Items listed in a dataset:
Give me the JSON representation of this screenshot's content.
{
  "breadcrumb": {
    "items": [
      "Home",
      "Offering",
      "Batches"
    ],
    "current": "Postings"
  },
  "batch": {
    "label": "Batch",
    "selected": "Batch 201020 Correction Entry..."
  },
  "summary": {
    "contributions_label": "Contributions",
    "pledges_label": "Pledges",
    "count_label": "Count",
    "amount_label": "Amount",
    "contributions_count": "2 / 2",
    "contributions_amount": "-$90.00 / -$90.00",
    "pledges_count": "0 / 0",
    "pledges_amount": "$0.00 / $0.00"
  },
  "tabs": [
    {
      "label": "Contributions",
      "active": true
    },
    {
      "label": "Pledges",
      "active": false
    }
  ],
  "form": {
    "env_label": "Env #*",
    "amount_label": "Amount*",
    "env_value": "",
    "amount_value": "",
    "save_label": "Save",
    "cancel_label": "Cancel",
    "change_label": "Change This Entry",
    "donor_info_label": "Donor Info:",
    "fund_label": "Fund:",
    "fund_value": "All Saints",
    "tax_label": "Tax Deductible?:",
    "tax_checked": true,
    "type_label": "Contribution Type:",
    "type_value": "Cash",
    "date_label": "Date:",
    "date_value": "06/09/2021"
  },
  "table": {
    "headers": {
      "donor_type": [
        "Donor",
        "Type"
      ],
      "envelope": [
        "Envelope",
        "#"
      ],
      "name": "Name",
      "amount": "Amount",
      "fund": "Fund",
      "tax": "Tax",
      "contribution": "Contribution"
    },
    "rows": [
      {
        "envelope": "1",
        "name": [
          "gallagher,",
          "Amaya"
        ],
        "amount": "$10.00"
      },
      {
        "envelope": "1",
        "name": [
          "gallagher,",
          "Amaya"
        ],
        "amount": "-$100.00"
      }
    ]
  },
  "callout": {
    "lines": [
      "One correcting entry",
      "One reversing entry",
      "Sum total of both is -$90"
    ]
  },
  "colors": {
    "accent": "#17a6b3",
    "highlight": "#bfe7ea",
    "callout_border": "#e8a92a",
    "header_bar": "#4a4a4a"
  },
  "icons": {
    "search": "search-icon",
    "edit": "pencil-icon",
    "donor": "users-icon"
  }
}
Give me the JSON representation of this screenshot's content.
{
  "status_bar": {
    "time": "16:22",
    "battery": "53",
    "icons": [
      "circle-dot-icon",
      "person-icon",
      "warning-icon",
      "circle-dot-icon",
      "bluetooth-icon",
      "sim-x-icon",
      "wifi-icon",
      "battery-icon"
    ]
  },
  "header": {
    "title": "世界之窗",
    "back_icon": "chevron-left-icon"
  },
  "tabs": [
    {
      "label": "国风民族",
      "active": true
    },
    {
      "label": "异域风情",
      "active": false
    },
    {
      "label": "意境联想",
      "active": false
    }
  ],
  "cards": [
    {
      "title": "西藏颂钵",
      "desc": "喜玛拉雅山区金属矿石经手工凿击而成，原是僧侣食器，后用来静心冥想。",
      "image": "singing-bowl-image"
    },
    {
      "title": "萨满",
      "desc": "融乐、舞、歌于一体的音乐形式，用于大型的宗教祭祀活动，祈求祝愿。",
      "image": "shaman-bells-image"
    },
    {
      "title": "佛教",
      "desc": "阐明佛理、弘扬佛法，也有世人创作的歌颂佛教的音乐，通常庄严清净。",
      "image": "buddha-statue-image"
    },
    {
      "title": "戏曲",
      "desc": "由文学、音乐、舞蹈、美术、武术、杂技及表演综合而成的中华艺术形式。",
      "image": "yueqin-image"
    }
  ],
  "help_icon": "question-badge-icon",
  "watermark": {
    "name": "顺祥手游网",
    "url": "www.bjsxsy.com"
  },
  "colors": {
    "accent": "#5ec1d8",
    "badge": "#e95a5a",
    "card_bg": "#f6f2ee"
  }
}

# Problem statement
Find the word "desc" in the entries, and copy every line it shows up in.

# Answer for this exercise
      "desc": "喜玛拉雅山区金属矿石经手工凿击而成，原是僧侣食器，后用来静心冥想。",
      "desc": "融乐、舞、歌于一体的音乐形式，用于大型的宗教祭祀活动，祈求祝愿。",
      "desc": "阐明佛理、弘扬佛法，也有世人创作的歌颂佛教的音乐，通常庄严清净。",
      "desc": "由文学、音乐、舞蹈、美术、武术、杂技及表演综合而成的中华艺术形式。",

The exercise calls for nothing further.